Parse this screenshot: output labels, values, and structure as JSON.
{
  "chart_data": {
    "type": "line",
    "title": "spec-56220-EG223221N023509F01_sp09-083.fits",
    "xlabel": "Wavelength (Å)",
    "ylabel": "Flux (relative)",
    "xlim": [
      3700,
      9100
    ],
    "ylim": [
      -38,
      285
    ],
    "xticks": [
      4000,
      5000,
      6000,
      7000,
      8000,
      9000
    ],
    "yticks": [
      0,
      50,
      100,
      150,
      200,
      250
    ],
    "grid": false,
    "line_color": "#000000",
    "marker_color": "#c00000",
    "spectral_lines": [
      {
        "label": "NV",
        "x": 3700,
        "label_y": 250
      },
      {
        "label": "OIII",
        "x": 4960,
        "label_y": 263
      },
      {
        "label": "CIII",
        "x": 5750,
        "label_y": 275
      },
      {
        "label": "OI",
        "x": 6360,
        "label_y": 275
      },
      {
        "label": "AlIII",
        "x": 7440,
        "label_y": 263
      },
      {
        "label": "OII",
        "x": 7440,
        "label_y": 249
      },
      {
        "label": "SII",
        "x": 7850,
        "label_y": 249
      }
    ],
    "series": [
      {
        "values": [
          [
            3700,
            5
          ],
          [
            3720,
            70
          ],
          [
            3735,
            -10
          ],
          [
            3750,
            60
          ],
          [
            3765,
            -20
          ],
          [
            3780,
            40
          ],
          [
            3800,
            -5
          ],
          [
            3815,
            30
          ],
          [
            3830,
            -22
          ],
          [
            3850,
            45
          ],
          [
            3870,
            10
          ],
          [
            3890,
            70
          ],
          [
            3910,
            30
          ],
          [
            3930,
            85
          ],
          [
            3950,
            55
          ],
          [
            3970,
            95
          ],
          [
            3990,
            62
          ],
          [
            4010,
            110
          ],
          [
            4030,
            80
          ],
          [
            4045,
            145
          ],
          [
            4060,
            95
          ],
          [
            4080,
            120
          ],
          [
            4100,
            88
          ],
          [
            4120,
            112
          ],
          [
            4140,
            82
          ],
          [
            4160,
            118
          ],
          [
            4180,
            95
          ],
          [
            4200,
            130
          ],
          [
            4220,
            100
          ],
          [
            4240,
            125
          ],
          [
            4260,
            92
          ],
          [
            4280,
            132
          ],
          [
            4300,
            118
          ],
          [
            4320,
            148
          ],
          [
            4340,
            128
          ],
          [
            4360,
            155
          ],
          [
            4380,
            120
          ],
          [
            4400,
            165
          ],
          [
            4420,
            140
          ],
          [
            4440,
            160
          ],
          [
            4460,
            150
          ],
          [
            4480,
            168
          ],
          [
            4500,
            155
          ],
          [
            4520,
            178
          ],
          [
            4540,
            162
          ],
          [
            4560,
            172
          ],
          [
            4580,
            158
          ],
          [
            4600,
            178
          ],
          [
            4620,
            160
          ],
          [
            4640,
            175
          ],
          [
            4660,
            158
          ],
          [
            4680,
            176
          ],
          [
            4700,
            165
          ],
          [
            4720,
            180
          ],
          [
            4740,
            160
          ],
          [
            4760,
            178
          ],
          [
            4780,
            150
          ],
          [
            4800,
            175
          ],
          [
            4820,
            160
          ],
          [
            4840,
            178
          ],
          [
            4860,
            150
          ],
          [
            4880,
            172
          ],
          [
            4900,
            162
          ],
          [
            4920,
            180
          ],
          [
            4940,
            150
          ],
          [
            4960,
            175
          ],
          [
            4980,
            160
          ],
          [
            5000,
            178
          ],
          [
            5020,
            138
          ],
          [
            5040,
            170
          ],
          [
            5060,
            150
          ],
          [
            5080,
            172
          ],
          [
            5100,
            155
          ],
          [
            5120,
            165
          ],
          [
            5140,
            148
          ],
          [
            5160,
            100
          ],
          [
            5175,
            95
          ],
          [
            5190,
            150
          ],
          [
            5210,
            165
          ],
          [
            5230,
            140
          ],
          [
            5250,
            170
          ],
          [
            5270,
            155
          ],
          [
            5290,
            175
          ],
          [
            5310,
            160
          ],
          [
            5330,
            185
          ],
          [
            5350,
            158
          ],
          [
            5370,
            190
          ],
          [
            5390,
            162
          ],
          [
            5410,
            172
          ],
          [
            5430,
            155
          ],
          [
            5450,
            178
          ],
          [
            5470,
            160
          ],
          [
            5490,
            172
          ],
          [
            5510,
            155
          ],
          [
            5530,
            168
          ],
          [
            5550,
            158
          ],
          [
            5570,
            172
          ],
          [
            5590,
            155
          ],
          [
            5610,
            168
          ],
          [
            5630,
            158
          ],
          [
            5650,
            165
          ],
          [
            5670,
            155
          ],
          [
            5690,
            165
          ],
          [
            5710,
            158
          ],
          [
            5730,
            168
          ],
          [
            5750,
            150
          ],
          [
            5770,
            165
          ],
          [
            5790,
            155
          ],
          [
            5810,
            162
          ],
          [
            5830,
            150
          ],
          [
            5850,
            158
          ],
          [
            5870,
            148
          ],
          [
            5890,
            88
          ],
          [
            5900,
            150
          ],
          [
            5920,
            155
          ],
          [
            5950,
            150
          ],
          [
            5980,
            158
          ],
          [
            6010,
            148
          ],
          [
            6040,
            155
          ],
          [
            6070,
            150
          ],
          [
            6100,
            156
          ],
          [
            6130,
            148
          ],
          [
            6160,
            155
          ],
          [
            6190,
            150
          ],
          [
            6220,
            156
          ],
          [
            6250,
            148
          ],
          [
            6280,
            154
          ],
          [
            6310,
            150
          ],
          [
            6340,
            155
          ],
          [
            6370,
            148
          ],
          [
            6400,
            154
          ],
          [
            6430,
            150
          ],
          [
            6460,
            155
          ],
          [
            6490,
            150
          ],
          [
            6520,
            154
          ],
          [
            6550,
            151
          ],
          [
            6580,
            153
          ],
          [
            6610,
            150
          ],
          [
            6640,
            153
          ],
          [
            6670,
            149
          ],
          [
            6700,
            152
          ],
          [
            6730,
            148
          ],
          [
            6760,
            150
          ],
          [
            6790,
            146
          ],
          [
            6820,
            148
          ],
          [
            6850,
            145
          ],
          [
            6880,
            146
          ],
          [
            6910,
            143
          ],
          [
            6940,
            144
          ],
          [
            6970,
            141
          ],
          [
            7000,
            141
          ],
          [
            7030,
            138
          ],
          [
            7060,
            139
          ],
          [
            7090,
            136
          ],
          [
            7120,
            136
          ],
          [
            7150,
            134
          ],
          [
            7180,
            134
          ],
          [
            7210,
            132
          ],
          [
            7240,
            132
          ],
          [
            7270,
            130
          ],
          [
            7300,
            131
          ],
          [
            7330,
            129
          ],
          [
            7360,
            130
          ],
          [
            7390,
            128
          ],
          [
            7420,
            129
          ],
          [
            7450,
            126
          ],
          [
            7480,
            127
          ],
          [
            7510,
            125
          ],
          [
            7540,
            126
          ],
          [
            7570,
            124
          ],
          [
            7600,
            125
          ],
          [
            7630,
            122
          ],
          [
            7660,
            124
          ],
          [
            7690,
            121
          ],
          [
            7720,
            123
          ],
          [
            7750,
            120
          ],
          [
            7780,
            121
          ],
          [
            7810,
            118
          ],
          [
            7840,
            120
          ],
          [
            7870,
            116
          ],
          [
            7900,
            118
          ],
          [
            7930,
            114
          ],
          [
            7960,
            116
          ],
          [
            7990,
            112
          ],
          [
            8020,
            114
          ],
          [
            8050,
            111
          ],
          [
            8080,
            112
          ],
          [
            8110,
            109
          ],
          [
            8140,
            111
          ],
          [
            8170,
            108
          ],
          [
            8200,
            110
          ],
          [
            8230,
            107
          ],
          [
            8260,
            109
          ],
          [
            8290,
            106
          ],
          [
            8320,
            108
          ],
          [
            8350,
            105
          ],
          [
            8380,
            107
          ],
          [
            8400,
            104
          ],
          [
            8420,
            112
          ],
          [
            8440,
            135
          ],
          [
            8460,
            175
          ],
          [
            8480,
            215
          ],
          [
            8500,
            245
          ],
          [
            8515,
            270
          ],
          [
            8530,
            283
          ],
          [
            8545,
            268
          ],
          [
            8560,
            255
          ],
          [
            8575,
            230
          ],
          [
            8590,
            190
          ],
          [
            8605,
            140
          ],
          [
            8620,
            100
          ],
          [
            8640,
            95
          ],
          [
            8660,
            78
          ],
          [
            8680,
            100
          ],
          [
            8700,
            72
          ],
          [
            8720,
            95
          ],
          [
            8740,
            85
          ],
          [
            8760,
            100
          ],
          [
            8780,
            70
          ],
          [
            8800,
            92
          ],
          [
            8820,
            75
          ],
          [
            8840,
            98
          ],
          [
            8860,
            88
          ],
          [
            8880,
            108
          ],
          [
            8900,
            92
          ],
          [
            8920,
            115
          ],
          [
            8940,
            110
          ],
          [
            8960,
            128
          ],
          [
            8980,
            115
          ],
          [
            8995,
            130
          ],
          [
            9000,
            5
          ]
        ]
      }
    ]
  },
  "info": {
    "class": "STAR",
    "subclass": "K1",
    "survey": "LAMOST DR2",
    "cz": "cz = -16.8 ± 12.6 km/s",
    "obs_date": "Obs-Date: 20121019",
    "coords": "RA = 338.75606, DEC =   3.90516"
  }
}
○ ○ ○ ○
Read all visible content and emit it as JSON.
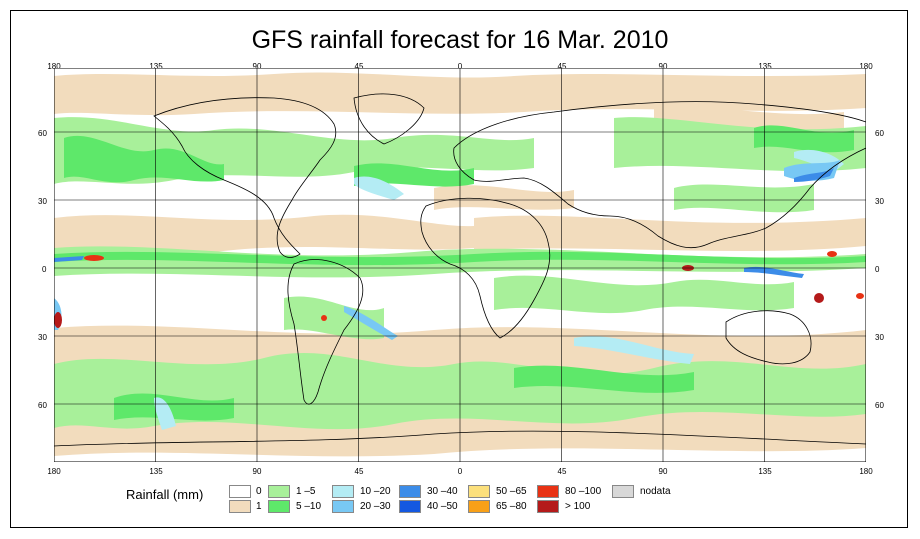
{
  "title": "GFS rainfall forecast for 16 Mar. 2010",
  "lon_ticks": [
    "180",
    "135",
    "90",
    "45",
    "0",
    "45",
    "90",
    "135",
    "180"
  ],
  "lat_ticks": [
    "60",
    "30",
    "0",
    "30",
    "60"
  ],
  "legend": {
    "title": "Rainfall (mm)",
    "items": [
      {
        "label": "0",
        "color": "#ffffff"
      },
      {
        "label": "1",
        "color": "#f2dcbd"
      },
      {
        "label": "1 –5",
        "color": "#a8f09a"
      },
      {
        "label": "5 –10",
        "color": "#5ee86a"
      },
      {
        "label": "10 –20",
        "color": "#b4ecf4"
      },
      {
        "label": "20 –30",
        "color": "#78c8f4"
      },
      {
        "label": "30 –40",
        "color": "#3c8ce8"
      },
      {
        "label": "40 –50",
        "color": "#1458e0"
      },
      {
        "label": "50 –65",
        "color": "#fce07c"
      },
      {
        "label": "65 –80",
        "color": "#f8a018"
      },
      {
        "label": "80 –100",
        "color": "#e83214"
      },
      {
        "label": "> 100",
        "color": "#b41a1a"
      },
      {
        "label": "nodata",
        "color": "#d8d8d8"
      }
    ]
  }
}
○ ○ ○ ○
## TASK TO COMPLETE
Pick out each line containing "values" and report it.

## WRITTEN ANSWER
Parse this screenshot: output labels, values, and structure as JSON.
        "values": [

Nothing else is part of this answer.